■ **Task to complete**: Tally the lines that contain the string "Direction" and state that total without comment.

════

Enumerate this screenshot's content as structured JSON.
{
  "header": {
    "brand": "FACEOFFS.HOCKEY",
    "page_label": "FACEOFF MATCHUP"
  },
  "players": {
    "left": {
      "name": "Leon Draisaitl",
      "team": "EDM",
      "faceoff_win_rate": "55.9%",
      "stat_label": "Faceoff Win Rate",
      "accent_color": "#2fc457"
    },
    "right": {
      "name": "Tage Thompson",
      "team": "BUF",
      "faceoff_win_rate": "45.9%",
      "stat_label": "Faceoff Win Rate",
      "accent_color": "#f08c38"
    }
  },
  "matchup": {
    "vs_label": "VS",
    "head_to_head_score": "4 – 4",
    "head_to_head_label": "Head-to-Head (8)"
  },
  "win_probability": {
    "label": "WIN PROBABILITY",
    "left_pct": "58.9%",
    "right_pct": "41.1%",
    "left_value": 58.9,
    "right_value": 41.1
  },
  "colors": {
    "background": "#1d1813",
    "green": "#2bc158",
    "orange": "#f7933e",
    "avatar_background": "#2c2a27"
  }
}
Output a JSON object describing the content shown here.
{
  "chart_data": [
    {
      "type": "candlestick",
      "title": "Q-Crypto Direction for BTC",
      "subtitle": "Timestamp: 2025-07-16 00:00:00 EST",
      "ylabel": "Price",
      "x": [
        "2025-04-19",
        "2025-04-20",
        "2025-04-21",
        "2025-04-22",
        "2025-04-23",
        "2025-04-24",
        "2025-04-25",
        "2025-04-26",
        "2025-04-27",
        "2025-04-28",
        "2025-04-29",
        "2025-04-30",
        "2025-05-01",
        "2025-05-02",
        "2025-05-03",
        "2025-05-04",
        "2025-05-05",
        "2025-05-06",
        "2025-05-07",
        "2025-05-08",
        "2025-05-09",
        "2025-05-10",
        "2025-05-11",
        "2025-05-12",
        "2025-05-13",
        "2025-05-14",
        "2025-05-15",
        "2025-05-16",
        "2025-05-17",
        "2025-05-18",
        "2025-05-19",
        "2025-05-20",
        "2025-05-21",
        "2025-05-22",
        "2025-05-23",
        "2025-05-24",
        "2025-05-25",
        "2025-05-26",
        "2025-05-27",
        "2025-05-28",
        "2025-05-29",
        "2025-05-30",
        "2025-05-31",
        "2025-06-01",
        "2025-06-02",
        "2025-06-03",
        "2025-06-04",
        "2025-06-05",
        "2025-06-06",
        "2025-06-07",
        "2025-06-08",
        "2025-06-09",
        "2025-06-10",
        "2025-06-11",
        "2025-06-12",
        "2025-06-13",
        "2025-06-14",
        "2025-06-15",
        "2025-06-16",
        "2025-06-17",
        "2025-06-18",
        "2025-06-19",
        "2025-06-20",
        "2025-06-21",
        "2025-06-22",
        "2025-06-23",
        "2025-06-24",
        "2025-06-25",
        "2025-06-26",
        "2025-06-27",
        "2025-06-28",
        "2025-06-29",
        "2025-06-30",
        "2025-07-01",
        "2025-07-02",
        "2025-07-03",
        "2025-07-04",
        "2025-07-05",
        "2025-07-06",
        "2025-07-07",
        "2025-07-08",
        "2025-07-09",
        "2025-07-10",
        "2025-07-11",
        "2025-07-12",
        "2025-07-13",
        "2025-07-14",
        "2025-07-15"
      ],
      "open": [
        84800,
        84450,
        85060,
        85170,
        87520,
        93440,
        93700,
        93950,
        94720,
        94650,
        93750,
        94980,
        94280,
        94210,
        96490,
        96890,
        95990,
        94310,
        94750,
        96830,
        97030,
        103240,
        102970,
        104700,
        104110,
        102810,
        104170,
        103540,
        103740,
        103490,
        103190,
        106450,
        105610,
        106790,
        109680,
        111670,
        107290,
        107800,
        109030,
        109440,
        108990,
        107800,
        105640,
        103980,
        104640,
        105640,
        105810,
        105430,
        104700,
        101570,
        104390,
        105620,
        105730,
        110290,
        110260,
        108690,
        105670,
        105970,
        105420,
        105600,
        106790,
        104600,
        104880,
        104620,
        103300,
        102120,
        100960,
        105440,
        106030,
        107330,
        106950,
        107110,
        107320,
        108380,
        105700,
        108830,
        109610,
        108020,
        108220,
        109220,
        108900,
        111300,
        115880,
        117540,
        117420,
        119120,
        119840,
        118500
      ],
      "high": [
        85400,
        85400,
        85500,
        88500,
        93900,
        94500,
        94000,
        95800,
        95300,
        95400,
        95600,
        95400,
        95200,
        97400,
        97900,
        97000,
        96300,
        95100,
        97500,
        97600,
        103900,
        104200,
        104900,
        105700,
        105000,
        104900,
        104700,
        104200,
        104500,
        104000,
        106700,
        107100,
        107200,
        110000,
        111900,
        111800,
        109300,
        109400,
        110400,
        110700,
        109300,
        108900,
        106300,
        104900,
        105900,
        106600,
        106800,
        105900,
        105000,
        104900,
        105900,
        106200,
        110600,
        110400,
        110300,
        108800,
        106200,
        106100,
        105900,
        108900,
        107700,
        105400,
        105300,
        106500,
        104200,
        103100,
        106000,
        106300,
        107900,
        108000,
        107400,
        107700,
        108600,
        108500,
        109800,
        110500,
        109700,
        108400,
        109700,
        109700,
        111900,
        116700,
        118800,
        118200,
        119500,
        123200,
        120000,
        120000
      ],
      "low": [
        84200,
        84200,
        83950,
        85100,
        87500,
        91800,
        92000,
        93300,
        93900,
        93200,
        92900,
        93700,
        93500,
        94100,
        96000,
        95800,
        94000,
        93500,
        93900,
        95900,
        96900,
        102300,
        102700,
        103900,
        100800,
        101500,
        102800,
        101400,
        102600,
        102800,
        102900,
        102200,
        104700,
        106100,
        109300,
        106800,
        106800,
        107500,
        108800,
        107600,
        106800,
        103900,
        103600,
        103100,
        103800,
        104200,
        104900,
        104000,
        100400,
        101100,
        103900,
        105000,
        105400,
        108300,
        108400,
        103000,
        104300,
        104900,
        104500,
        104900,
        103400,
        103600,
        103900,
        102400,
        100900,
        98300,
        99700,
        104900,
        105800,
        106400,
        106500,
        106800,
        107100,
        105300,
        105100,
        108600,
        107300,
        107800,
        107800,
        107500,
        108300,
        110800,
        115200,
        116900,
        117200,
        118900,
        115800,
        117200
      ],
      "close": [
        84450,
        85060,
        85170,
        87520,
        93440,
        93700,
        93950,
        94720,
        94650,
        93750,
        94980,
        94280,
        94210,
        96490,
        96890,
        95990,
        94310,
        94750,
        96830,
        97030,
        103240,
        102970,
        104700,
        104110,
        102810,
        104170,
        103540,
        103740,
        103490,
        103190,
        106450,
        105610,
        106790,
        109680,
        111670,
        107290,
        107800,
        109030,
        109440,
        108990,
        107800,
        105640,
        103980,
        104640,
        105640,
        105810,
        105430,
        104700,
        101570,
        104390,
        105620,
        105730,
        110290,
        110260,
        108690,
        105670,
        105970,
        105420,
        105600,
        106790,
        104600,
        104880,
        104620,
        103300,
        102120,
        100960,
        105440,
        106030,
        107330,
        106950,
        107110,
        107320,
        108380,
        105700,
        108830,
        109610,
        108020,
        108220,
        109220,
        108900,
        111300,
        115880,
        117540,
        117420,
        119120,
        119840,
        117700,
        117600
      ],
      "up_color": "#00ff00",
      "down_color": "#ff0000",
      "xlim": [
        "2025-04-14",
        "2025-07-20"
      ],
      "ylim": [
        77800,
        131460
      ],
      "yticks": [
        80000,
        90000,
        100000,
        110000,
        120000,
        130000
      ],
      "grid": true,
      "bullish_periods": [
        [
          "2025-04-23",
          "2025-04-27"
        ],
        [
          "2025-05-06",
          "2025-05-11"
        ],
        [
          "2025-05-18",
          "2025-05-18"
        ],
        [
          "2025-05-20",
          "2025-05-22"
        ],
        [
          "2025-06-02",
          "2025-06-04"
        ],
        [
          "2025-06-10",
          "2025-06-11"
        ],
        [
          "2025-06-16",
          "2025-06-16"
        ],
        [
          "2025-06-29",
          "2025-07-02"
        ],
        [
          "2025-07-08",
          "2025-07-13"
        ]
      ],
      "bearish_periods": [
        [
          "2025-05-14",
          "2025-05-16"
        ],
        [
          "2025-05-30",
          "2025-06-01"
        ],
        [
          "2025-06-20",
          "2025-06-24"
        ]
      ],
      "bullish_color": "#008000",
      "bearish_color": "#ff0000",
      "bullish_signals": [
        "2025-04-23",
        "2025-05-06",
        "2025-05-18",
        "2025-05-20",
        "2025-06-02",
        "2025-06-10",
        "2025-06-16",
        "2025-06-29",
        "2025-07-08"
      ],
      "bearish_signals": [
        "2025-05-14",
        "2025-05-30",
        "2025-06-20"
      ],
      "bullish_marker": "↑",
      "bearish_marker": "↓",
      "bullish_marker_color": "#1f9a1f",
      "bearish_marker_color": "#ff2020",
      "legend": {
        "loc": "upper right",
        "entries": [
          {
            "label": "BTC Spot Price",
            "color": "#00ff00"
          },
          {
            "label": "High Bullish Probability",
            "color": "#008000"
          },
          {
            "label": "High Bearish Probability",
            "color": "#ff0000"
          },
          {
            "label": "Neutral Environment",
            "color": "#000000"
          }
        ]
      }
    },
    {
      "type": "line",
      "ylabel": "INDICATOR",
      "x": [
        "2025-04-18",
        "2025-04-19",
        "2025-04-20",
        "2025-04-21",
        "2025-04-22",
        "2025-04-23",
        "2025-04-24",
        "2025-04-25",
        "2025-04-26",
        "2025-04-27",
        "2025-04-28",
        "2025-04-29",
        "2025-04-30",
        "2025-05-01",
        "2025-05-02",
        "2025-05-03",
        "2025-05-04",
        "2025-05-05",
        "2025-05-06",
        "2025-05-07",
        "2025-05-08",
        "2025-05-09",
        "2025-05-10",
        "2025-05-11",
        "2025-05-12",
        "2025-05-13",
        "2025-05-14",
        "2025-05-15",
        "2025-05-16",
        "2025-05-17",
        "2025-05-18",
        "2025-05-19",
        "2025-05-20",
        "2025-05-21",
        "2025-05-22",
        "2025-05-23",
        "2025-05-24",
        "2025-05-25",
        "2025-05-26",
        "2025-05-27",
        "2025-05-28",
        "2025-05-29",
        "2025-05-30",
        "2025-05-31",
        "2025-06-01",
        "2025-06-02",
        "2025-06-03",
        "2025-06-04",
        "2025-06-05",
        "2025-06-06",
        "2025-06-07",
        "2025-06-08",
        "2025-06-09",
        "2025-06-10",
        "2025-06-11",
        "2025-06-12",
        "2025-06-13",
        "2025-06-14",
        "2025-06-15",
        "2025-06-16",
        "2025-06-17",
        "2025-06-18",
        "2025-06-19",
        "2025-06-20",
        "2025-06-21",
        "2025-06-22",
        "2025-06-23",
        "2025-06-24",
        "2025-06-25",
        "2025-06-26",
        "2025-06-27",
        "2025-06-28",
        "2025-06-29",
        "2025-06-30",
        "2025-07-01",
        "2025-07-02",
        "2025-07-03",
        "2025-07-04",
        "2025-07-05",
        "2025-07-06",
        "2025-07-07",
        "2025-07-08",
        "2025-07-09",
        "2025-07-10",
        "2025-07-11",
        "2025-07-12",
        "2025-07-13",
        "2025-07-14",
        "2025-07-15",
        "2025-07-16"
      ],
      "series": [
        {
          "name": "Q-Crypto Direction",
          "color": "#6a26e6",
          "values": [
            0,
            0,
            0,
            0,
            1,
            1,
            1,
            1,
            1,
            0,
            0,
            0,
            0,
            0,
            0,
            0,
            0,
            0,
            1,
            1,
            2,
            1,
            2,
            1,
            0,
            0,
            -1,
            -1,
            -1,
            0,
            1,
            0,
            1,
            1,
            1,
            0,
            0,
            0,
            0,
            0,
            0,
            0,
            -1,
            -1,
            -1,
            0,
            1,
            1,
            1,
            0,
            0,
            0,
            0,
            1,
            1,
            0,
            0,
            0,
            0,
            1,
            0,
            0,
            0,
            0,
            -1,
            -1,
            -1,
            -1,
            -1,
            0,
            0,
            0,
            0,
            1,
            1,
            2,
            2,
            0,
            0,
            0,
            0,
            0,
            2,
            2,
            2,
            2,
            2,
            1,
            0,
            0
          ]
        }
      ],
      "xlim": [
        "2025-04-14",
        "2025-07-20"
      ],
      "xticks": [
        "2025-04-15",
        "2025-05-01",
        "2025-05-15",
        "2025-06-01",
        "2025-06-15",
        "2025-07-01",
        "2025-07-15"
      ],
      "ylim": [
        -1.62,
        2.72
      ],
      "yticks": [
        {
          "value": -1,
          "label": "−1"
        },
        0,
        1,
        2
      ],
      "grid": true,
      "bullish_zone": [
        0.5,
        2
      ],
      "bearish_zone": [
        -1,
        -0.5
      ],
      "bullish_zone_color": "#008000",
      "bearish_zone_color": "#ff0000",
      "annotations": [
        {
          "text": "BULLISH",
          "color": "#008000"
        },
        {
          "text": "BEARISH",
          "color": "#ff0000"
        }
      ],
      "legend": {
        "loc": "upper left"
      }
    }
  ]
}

════

■ **Expected answer**: 2